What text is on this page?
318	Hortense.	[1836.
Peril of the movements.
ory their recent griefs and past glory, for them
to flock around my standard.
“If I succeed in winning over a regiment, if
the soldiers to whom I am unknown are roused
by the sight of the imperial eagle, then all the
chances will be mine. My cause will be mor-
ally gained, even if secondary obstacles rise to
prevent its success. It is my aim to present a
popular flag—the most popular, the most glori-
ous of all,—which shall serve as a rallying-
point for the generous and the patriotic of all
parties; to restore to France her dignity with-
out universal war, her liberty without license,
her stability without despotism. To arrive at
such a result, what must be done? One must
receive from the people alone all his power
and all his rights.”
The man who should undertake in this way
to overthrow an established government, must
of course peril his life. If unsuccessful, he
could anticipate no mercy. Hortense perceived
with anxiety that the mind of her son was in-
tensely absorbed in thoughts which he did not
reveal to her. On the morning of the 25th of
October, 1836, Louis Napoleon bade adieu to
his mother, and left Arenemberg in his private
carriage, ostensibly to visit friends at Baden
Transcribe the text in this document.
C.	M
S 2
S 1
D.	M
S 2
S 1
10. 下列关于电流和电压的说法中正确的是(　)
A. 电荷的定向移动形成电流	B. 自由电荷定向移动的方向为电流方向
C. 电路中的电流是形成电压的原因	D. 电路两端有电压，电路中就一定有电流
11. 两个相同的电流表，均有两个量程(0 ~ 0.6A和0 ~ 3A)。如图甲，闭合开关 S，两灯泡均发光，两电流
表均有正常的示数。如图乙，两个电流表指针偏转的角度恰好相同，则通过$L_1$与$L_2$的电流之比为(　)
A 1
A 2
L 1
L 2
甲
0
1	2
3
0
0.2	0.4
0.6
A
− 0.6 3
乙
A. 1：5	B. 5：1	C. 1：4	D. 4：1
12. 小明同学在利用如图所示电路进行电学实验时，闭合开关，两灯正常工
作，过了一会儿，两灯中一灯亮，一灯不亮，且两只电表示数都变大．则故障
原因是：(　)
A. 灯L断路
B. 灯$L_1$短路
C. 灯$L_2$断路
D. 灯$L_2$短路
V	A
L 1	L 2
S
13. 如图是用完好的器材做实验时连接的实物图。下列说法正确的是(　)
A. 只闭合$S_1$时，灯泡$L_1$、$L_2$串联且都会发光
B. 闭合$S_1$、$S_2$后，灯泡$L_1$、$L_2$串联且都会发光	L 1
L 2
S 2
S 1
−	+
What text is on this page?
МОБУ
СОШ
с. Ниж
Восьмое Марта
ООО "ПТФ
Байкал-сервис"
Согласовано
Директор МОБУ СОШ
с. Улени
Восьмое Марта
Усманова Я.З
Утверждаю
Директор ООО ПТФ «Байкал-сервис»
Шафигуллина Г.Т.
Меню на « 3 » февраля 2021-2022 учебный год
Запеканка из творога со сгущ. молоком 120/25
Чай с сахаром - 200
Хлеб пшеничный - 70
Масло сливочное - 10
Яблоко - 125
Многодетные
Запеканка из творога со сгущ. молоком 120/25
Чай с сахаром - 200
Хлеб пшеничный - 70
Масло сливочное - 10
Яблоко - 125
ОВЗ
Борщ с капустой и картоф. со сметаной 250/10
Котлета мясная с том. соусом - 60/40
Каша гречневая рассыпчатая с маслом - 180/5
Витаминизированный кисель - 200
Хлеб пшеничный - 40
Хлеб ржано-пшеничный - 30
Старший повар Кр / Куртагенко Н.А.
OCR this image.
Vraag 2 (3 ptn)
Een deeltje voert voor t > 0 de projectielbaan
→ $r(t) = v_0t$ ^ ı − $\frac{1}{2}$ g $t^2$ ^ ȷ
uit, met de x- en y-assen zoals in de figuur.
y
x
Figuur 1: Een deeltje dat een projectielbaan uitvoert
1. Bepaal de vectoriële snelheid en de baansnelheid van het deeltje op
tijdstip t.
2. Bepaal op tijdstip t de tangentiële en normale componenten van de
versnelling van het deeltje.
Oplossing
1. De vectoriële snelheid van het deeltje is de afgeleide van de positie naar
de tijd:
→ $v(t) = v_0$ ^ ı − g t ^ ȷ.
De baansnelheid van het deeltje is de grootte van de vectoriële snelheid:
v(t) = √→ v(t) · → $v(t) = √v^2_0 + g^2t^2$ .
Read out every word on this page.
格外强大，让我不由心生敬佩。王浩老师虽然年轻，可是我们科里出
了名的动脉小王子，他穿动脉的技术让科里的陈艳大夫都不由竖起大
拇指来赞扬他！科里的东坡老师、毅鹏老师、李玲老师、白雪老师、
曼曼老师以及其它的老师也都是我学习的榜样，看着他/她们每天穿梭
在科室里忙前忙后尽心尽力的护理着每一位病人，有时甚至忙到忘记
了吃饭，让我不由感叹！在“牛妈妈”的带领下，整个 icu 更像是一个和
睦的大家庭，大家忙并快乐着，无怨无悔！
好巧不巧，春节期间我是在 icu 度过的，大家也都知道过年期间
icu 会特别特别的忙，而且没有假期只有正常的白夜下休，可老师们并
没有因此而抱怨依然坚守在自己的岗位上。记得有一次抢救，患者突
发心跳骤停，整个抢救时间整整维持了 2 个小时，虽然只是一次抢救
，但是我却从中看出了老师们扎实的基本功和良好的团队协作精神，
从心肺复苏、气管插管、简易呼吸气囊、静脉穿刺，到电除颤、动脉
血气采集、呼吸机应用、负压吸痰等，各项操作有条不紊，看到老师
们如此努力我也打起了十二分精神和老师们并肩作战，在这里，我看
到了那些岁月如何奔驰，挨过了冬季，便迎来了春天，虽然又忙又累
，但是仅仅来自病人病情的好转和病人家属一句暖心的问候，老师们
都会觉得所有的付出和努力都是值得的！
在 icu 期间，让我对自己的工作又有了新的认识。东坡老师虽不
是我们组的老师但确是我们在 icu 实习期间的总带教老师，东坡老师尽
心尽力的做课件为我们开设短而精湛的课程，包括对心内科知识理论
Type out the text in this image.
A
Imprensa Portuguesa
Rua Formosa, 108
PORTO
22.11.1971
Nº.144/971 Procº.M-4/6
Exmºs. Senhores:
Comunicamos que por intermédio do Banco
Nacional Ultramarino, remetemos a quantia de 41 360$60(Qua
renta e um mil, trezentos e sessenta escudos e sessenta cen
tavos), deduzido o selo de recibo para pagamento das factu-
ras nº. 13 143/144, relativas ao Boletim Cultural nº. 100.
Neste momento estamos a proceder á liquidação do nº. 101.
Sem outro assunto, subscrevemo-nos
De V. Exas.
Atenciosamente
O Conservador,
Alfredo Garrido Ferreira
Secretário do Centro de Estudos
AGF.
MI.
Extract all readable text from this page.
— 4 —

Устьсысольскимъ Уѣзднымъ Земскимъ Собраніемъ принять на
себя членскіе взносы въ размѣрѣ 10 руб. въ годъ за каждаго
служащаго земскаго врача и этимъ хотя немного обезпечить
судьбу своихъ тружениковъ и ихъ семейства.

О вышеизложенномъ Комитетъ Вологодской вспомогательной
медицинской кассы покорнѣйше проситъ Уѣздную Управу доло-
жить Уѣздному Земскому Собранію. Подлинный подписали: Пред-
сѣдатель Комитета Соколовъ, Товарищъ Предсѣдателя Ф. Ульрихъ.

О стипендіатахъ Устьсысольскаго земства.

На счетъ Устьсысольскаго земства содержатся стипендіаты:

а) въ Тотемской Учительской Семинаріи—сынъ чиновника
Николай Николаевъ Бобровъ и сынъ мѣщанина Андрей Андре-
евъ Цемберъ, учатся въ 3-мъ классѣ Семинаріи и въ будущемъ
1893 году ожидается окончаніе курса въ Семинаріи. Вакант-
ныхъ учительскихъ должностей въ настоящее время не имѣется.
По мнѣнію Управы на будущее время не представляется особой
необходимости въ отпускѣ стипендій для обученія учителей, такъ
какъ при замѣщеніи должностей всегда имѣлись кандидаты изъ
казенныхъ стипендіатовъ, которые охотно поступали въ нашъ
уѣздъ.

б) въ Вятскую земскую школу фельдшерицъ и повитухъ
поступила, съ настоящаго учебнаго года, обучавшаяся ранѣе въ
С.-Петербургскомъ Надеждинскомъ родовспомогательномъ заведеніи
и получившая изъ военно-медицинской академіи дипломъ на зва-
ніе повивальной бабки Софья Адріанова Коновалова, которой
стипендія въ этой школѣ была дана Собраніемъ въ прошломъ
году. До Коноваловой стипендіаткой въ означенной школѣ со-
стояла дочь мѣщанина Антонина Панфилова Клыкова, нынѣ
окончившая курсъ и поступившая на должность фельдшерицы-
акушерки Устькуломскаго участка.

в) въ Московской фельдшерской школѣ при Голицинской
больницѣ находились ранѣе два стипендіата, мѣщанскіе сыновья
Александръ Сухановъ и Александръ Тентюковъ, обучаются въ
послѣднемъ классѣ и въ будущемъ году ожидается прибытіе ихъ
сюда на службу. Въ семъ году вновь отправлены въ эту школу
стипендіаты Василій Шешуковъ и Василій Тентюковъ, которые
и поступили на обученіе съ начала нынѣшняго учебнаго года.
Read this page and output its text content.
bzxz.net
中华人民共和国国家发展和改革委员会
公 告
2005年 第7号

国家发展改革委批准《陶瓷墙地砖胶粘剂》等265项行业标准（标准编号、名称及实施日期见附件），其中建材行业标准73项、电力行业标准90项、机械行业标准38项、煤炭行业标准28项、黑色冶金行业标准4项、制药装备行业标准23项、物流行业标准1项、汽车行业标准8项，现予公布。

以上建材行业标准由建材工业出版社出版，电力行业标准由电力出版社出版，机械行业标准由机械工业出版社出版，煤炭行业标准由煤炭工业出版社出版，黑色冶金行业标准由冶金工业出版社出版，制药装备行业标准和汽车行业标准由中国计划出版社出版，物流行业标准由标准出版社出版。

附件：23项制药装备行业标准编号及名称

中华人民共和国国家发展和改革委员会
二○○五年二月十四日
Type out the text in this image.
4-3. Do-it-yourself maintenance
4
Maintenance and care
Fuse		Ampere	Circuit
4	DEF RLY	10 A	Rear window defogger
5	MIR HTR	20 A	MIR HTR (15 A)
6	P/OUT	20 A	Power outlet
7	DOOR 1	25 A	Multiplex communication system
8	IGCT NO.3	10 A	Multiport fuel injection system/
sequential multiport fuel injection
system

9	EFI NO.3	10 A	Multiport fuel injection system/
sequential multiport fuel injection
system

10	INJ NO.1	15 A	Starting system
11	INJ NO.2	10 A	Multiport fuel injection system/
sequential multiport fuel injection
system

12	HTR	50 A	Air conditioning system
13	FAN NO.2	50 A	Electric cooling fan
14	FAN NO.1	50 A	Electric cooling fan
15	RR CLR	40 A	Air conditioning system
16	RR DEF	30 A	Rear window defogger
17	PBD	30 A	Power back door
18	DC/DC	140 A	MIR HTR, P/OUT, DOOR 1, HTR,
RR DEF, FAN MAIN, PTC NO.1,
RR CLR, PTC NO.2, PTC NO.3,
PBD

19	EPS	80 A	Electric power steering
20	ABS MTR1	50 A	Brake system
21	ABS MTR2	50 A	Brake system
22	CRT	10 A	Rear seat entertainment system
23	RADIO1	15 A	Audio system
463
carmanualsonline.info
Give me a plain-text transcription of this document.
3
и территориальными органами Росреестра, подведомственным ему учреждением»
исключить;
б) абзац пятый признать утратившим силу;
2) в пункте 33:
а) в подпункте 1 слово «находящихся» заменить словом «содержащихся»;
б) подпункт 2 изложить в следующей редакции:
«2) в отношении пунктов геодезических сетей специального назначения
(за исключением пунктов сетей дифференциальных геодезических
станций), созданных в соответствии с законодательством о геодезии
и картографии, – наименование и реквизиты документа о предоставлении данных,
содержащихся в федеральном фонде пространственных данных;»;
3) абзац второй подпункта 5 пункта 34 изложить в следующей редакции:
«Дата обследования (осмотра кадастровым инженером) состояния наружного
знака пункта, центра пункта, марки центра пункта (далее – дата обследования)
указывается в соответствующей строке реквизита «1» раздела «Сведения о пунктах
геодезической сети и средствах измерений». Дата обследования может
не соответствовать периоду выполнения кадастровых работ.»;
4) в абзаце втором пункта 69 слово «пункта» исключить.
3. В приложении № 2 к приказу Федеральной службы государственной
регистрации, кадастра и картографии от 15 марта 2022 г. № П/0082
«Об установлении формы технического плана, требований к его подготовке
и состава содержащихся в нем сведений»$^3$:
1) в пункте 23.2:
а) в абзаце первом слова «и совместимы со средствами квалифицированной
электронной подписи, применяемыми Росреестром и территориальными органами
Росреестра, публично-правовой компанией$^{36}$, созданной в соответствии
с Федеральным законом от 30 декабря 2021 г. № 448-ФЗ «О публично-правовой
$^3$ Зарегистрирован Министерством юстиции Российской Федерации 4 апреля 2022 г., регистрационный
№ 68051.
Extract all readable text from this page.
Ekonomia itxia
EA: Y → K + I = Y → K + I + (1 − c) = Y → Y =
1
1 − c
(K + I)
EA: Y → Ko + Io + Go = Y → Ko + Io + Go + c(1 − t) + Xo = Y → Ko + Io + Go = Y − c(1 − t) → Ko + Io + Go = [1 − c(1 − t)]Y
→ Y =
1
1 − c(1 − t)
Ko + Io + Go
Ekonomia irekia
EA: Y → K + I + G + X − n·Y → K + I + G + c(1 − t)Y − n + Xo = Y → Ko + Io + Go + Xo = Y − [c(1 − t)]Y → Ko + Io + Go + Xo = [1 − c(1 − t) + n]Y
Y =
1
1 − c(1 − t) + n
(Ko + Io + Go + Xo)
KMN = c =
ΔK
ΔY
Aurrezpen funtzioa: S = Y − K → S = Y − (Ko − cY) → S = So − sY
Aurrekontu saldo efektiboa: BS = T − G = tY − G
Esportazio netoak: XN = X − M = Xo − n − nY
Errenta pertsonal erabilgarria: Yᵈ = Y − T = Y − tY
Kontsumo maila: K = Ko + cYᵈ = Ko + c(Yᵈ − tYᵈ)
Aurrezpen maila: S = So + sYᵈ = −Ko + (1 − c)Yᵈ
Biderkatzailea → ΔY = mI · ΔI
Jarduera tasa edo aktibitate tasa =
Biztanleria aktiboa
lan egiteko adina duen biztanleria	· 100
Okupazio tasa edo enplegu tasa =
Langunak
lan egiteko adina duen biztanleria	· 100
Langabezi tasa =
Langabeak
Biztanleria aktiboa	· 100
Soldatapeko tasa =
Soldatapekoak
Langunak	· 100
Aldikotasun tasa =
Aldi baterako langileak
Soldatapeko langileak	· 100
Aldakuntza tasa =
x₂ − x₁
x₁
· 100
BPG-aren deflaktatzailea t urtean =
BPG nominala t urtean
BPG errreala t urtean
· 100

========================================

• Goal
Your task is to list each line of the records with the word "слово".

• Answer below
а) в подпункте 1 слово «находящихся» заменить словом «содержащихся»;
4) в абзаце втором пункта 69 слово «пункта» исключить.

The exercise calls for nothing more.